Exercise requirements: Repeat the records word for word, excluding any picture.

# Start of Record set

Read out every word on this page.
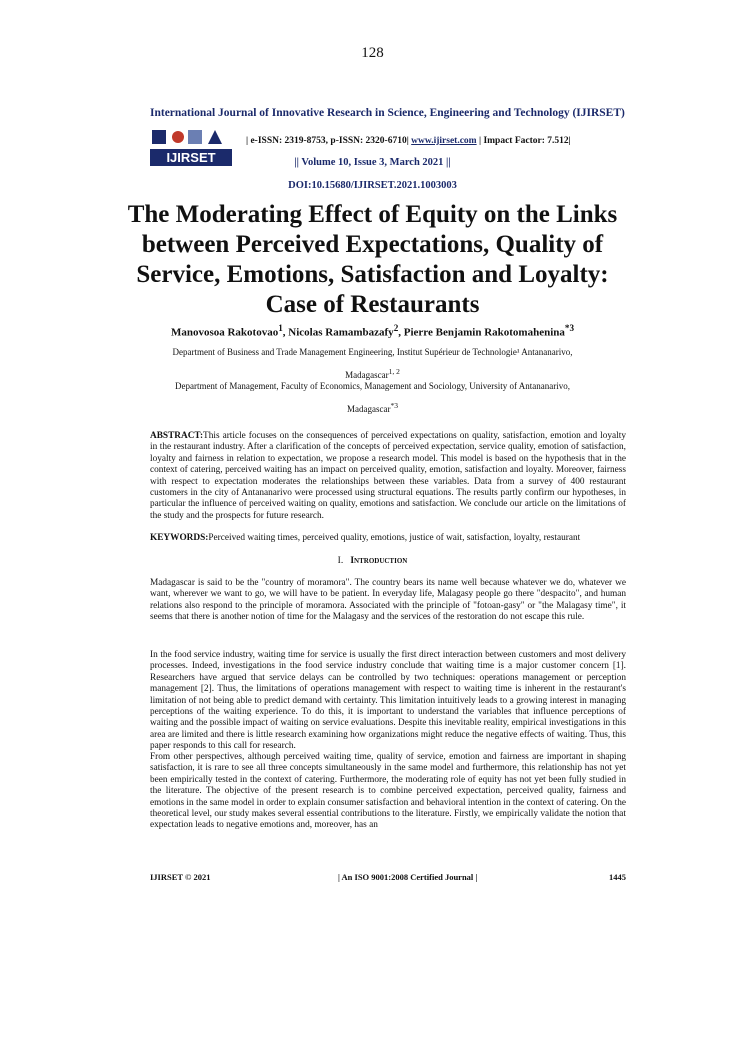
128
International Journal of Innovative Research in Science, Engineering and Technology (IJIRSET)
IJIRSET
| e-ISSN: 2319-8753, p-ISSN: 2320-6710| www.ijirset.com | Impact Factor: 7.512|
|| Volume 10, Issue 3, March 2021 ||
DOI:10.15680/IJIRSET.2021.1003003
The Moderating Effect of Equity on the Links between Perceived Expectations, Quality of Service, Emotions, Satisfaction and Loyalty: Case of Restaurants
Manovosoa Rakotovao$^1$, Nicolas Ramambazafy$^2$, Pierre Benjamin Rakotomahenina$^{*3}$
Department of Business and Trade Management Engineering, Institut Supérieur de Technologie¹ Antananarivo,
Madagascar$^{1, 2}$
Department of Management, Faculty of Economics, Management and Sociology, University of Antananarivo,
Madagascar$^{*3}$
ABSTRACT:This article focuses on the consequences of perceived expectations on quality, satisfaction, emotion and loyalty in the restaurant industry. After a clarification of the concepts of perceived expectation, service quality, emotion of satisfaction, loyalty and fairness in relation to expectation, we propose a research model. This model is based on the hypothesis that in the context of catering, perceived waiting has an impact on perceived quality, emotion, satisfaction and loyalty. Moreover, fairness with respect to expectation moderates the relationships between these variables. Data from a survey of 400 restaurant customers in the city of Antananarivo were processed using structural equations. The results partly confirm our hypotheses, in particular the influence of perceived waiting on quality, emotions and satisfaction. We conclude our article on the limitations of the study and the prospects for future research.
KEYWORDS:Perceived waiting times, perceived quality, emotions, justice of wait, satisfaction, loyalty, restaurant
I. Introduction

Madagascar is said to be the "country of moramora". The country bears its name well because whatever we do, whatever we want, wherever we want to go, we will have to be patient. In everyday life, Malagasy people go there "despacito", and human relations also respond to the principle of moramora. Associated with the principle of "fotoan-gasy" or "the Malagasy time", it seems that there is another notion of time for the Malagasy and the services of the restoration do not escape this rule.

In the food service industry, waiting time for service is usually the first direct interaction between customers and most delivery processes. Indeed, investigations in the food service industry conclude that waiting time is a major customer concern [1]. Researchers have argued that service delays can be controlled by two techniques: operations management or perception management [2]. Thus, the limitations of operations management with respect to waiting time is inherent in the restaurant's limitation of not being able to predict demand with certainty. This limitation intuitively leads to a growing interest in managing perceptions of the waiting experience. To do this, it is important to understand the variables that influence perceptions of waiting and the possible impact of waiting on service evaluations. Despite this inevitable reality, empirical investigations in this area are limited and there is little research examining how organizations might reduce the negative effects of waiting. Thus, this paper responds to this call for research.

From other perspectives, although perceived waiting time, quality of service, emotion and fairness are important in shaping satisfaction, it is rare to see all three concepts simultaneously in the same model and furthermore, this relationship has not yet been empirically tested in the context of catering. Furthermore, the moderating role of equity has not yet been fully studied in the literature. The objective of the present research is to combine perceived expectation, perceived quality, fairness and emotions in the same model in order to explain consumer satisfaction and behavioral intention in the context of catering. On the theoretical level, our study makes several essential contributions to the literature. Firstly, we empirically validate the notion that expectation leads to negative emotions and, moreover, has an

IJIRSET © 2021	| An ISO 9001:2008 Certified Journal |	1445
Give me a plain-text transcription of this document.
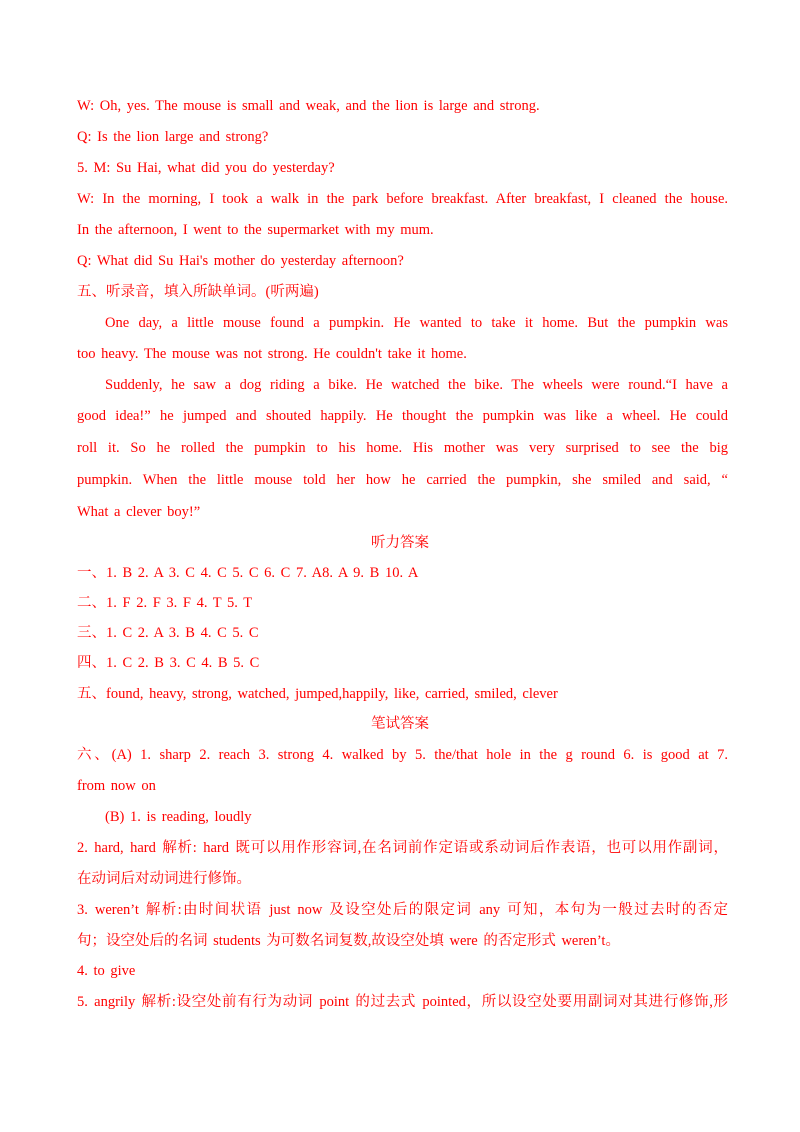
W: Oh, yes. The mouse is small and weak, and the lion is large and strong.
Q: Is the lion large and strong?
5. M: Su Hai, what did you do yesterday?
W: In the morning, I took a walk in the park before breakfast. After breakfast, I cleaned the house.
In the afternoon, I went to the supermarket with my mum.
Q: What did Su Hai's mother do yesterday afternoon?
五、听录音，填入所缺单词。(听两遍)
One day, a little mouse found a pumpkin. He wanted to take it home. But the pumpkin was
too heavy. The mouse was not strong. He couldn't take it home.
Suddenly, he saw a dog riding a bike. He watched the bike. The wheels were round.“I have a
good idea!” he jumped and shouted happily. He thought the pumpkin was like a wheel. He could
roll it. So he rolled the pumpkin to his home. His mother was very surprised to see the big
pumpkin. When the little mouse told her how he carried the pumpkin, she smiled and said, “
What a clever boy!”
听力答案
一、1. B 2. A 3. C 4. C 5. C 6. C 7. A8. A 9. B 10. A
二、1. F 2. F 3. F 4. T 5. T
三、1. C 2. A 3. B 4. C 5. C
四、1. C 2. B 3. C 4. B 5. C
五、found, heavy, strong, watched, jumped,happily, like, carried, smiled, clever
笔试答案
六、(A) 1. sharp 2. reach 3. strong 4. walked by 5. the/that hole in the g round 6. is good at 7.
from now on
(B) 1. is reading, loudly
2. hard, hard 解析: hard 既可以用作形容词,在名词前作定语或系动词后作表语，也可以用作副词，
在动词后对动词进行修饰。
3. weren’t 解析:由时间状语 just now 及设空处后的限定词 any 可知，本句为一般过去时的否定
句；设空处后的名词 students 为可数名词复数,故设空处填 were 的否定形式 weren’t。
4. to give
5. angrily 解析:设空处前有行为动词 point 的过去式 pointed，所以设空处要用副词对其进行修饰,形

# End of Record set

Result for this task:
Read out every word on this page.
128
International Journal of Innovative Research in Science, Engineering and Technology (IJIRSET)
IJIRSET
| e-ISSN: 2319-8753, p-ISSN: 2320-6710| www.ijirset.com | Impact Factor: 7.512|
|| Volume 10, Issue 3, March 2021 ||
DOI:10.15680/IJIRSET.2021.1003003
The Moderating Effect of Equity on the Links between Perceived Expectations, Quality of Service, Emotions, Satisfaction and Loyalty: Case of Restaurants
Manovosoa Rakotovao$^1$, Nicolas Ramambazafy$^2$, Pierre Benjamin Rakotomahenina$^{*3}$
Department of Business and Trade Management Engineering, Institut Supérieur de Technologie¹ Antananarivo,
Madagascar$^{1, 2}$
Department of Management, Faculty of Economics, Management and Sociology, University of Antananarivo,
Madagascar$^{*3}$
ABSTRACT:This article focuses on the consequences of perceived expectations on quality, satisfaction, emotion and loyalty in the restaurant industry. After a clarification of the concepts of perceived expectation, service quality, emotion of satisfaction, loyalty and fairness in relation to expectation, we propose a research model. This model is based on the hypothesis that in the context of catering, perceived waiting has an impact on perceived quality, emotion, satisfaction and loyalty. Moreover, fairness with respect to expectation moderates the relationships between these variables. Data from a survey of 400 restaurant customers in the city of Antananarivo were processed using structural equations. The results partly confirm our hypotheses, in particular the influence of perceived waiting on quality, emotions and satisfaction. We conclude our article on the limitations of the study and the prospects for future research.
KEYWORDS:Perceived waiting times, perceived quality, emotions, justice of wait, satisfaction, loyalty, restaurant
I. Introduction

Madagascar is said to be the "country of moramora". The country bears its name well because whatever we do, whatever we want, wherever we want to go, we will have to be patient. In everyday life, Malagasy people go there "despacito", and human relations also respond to the principle of moramora. Associated with the principle of "fotoan-gasy" or "the Malagasy time", it seems that there is another notion of time for the Malagasy and the services of the restoration do not escape this rule.

In the food service industry, waiting time for service is usually the first direct interaction between customers and most delivery processes. Indeed, investigations in the food service industry conclude that waiting time is a major customer concern [1]. Researchers have argued that service delays can be controlled by two techniques: operations management or perception management [2]. Thus, the limitations of operations management with respect to waiting time is inherent in the restaurant's limitation of not being able to predict demand with certainty. This limitation intuitively leads to a growing interest in managing perceptions of the waiting experience. To do this, it is important to understand the variables that influence perceptions of waiting and the possible impact of waiting on service evaluations. Despite this inevitable reality, empirical investigations in this area are limited and there is little research examining how organizations might reduce the negative effects of waiting. Thus, this paper responds to this call for research.

From other perspectives, although perceived waiting time, quality of service, emotion and fairness are important in shaping satisfaction, it is rare to see all three concepts simultaneously in the same model and furthermore, this relationship has not yet been empirically tested in the context of catering. Furthermore, the moderating role of equity has not yet been fully studied in the literature. The objective of the present research is to combine perceived expectation, perceived quality, fairness and emotions in the same model in order to explain consumer satisfaction and behavioral intention in the context of catering. On the theoretical level, our study makes several essential contributions to the literature. Firstly, we empirically validate the notion that expectation leads to negative emotions and, moreover, has an

IJIRSET © 2021	| An ISO 9001:2008 Certified Journal |	1445
Give me a plain-text transcription of this document.
W: Oh, yes. The mouse is small and weak, and the lion is large and strong.
Q: Is the lion large and strong?
5. M: Su Hai, what did you do yesterday?
W: In the morning, I took a walk in the park before breakfast. After breakfast, I cleaned the house.
In the afternoon, I went to the supermarket with my mum.
Q: What did Su Hai's mother do yesterday afternoon?
五、听录音，填入所缺单词。(听两遍)
One day, a little mouse found a pumpkin. He wanted to take it home. But the pumpkin was
too heavy. The mouse was not strong. He couldn't take it home.
Suddenly, he saw a dog riding a bike. He watched the bike. The wheels were round.“I have a
good idea!” he jumped and shouted happily. He thought the pumpkin was like a wheel. He could
roll it. So he rolled the pumpkin to his home. His mother was very surprised to see the big
pumpkin. When the little mouse told her how he carried the pumpkin, she smiled and said, “
What a clever boy!”
听力答案
一、1. B 2. A 3. C 4. C 5. C 6. C 7. A8. A 9. B 10. A
二、1. F 2. F 3. F 4. T 5. T
三、1. C 2. A 3. B 4. C 5. C
四、1. C 2. B 3. C 4. B 5. C
五、found, heavy, strong, watched, jumped,happily, like, carried, smiled, clever
笔试答案
六、(A) 1. sharp 2. reach 3. strong 4. walked by 5. the/that hole in the g round 6. is good at 7.
from now on
(B) 1. is reading, loudly
2. hard, hard 解析: hard 既可以用作形容词,在名词前作定语或系动词后作表语，也可以用作副词，
在动词后对动词进行修饰。
3. weren’t 解析:由时间状语 just now 及设空处后的限定词 any 可知，本句为一般过去时的否定
句；设空处后的名词 students 为可数名词复数,故设空处填 were 的否定形式 weren’t。
4. to give
5. angrily 解析:设空处前有行为动词 point 的过去式 pointed，所以设空处要用副词对其进行修饰,形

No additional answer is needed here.